▶ **GIVEN DATA**
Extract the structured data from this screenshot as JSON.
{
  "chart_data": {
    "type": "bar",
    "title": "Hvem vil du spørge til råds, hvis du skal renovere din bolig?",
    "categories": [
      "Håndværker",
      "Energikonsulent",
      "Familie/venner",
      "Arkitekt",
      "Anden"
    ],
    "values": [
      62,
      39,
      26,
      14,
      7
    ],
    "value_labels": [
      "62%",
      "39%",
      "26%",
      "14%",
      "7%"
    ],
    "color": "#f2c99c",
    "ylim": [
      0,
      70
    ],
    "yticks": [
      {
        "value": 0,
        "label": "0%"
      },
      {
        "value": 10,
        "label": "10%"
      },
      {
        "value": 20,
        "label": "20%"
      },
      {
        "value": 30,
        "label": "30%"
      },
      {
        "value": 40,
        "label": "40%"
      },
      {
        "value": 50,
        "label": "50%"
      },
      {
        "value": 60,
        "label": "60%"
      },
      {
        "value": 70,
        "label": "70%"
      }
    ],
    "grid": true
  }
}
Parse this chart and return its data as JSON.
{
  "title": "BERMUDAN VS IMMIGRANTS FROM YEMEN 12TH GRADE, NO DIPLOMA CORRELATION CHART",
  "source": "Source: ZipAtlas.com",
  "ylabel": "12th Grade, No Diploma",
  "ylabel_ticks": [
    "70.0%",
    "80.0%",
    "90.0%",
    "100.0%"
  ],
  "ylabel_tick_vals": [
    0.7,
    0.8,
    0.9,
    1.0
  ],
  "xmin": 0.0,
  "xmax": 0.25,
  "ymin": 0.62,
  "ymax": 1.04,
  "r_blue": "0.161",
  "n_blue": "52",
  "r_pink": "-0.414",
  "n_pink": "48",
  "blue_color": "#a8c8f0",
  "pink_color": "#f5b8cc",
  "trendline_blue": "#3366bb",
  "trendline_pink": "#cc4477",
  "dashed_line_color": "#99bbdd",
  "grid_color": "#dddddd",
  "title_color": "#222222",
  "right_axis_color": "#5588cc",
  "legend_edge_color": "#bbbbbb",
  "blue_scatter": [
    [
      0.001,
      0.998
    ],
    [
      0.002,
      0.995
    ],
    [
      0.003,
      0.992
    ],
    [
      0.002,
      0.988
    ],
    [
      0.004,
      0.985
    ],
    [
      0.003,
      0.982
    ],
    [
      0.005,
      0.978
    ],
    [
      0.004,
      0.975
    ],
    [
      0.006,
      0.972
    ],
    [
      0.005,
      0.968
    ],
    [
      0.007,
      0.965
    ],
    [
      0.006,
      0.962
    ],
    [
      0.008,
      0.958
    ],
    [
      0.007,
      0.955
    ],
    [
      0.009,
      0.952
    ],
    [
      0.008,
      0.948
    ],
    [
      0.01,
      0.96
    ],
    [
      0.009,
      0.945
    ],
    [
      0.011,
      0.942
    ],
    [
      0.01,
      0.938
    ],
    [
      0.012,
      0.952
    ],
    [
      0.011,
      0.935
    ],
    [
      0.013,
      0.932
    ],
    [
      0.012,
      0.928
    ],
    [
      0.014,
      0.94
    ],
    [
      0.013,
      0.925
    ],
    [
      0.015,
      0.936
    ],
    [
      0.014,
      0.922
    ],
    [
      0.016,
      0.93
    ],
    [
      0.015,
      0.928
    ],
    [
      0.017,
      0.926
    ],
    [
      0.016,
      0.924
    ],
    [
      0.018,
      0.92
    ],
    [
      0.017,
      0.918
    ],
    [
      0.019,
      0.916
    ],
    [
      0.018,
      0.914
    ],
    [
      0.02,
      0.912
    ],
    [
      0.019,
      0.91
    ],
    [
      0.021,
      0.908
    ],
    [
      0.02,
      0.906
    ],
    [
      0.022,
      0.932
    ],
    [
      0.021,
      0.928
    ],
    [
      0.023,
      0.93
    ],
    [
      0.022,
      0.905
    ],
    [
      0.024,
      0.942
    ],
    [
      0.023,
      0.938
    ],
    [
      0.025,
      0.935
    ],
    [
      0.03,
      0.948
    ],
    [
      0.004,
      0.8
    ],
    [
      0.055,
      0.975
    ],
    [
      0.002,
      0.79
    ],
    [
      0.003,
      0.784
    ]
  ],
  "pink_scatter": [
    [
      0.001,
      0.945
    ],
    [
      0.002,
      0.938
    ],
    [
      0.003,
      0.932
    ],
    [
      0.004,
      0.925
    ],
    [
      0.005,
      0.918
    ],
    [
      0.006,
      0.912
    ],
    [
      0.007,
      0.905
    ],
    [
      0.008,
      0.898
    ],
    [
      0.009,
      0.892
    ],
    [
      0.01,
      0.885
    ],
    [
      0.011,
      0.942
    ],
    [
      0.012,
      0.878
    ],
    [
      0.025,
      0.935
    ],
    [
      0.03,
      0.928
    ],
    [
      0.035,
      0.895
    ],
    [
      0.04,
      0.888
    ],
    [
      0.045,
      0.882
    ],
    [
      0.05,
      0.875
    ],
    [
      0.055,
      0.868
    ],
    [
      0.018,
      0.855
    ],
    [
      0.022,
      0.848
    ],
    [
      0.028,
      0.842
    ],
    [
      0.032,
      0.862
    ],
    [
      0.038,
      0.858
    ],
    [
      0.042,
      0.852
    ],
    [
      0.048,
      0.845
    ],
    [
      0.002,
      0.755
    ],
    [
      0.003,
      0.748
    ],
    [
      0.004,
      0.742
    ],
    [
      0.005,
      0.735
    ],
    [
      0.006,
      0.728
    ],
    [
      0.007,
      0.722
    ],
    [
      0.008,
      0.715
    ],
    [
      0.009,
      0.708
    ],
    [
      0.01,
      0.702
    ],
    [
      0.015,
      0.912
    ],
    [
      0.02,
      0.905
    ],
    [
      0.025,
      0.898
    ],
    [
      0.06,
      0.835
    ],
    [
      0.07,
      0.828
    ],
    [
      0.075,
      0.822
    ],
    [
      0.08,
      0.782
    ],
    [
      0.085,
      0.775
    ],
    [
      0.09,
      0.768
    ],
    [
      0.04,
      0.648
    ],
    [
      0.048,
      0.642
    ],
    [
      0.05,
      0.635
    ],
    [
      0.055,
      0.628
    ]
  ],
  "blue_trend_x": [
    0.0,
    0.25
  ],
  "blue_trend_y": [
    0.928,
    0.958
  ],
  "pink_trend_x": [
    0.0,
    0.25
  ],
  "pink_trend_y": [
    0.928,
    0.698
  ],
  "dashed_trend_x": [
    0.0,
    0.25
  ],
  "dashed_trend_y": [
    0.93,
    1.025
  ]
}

▶ **PROBLEM TO WORK ON**
Reproduce the entire listing word for word.

▶ **RESULT OF THE EXERCISE**
Extract the structured data from this screenshot as JSON.
{
  "chart_data": {
    "type": "bar",
    "title": "Hvem vil du spørge til råds, hvis du skal renovere din bolig?",
    "categories": [
      "Håndværker",
      "Energikonsulent",
      "Familie/venner",
      "Arkitekt",
      "Anden"
    ],
    "values": [
      62,
      39,
      26,
      14,
      7
    ],
    "value_labels": [
      "62%",
      "39%",
      "26%",
      "14%",
      "7%"
    ],
    "color": "#f2c99c",
    "ylim": [
      0,
      70
    ],
    "yticks": [
      {
        "value": 0,
        "label": "0%"
      },
      {
        "value": 10,
        "label": "10%"
      },
      {
        "value": 20,
        "label": "20%"
      },
      {
        "value": 30,
        "label": "30%"
      },
      {
        "value": 40,
        "label": "40%"
      },
      {
        "value": 50,
        "label": "50%"
      },
      {
        "value": 60,
        "label": "60%"
      },
      {
        "value": 70,
        "label": "70%"
      }
    ],
    "grid": true
  }
}
Parse this chart and return its data as JSON.
{
  "title": "BERMUDAN VS IMMIGRANTS FROM YEMEN 12TH GRADE, NO DIPLOMA CORRELATION CHART",
  "source": "Source: ZipAtlas.com",
  "ylabel": "12th Grade, No Diploma",
  "ylabel_ticks": [
    "70.0%",
    "80.0%",
    "90.0%",
    "100.0%"
  ],
  "ylabel_tick_vals": [
    0.7,
    0.8,
    0.9,
    1.0
  ],
  "xmin": 0.0,
  "xmax": 0.25,
  "ymin": 0.62,
  "ymax": 1.04,
  "r_blue": "0.161",
  "n_blue": "52",
  "r_pink": "-0.414",
  "n_pink": "48",
  "blue_color": "#a8c8f0",
  "pink_color": "#f5b8cc",
  "trendline_blue": "#3366bb",
  "trendline_pink": "#cc4477",
  "dashed_line_color": "#99bbdd",
  "grid_color": "#dddddd",
  "title_color": "#222222",
  "right_axis_color": "#5588cc",
  "legend_edge_color": "#bbbbbb",
  "blue_scatter": [
    [
      0.001,
      0.998
    ],
    [
      0.002,
      0.995
    ],
    [
      0.003,
      0.992
    ],
    [
      0.002,
      0.988
    ],
    [
      0.004,
      0.985
    ],
    [
      0.003,
      0.982
    ],
    [
      0.005,
      0.978
    ],
    [
      0.004,
      0.975
    ],
    [
      0.006,
      0.972
    ],
    [
      0.005,
      0.968
    ],
    [
      0.007,
      0.965
    ],
    [
      0.006,
      0.962
    ],
    [
      0.008,
      0.958
    ],
    [
      0.007,
      0.955
    ],
    [
      0.009,
      0.952
    ],
    [
      0.008,
      0.948
    ],
    [
      0.01,
      0.96
    ],
    [
      0.009,
      0.945
    ],
    [
      0.011,
      0.942
    ],
    [
      0.01,
      0.938
    ],
    [
      0.012,
      0.952
    ],
    [
      0.011,
      0.935
    ],
    [
      0.013,
      0.932
    ],
    [
      0.012,
      0.928
    ],
    [
      0.014,
      0.94
    ],
    [
      0.013,
      0.925
    ],
    [
      0.015,
      0.936
    ],
    [
      0.014,
      0.922
    ],
    [
      0.016,
      0.93
    ],
    [
      0.015,
      0.928
    ],
    [
      0.017,
      0.926
    ],
    [
      0.016,
      0.924
    ],
    [
      0.018,
      0.92
    ],
    [
      0.017,
      0.918
    ],
    [
      0.019,
      0.916
    ],
    [
      0.018,
      0.914
    ],
    [
      0.02,
      0.912
    ],
    [
      0.019,
      0.91
    ],
    [
      0.021,
      0.908
    ],
    [
      0.02,
      0.906
    ],
    [
      0.022,
      0.932
    ],
    [
      0.021,
      0.928
    ],
    [
      0.023,
      0.93
    ],
    [
      0.022,
      0.905
    ],
    [
      0.024,
      0.942
    ],
    [
      0.023,
      0.938
    ],
    [
      0.025,
      0.935
    ],
    [
      0.03,
      0.948
    ],
    [
      0.004,
      0.8
    ],
    [
      0.055,
      0.975
    ],
    [
      0.002,
      0.79
    ],
    [
      0.003,
      0.784
    ]
  ],
  "pink_scatter": [
    [
      0.001,
      0.945
    ],
    [
      0.002,
      0.938
    ],
    [
      0.003,
      0.932
    ],
    [
      0.004,
      0.925
    ],
    [
      0.005,
      0.918
    ],
    [
      0.006,
      0.912
    ],
    [
      0.007,
      0.905
    ],
    [
      0.008,
      0.898
    ],
    [
      0.009,
      0.892
    ],
    [
      0.01,
      0.885
    ],
    [
      0.011,
      0.942
    ],
    [
      0.012,
      0.878
    ],
    [
      0.025,
      0.935
    ],
    [
      0.03,
      0.928
    ],
    [
      0.035,
      0.895
    ],
    [
      0.04,
      0.888
    ],
    [
      0.045,
      0.882
    ],
    [
      0.05,
      0.875
    ],
    [
      0.055,
      0.868
    ],
    [
      0.018,
      0.855
    ],
    [
      0.022,
      0.848
    ],
    [
      0.028,
      0.842
    ],
    [
      0.032,
      0.862
    ],
    [
      0.038,
      0.858
    ],
    [
      0.042,
      0.852
    ],
    [
      0.048,
      0.845
    ],
    [
      0.002,
      0.755
    ],
    [
      0.003,
      0.748
    ],
    [
      0.004,
      0.742
    ],
    [
      0.005,
      0.735
    ],
    [
      0.006,
      0.728
    ],
    [
      0.007,
      0.722
    ],
    [
      0.008,
      0.715
    ],
    [
      0.009,
      0.708
    ],
    [
      0.01,
      0.702
    ],
    [
      0.015,
      0.912
    ],
    [
      0.02,
      0.905
    ],
    [
      0.025,
      0.898
    ],
    [
      0.06,
      0.835
    ],
    [
      0.07,
      0.828
    ],
    [
      0.075,
      0.822
    ],
    [
      0.08,
      0.782
    ],
    [
      0.085,
      0.775
    ],
    [
      0.09,
      0.768
    ],
    [
      0.04,
      0.648
    ],
    [
      0.048,
      0.642
    ],
    [
      0.05,
      0.635
    ],
    [
      0.055,
      0.628
    ]
  ],
  "blue_trend_x": [
    0.0,
    0.25
  ],
  "blue_trend_y": [
    0.928,
    0.958
  ],
  "pink_trend_x": [
    0.0,
    0.25
  ],
  "pink_trend_y": [
    0.928,
    0.698
  ],
  "dashed_trend_x": [
    0.0,
    0.25
  ],
  "dashed_trend_y": [
    0.93,
    1.025
  ]
}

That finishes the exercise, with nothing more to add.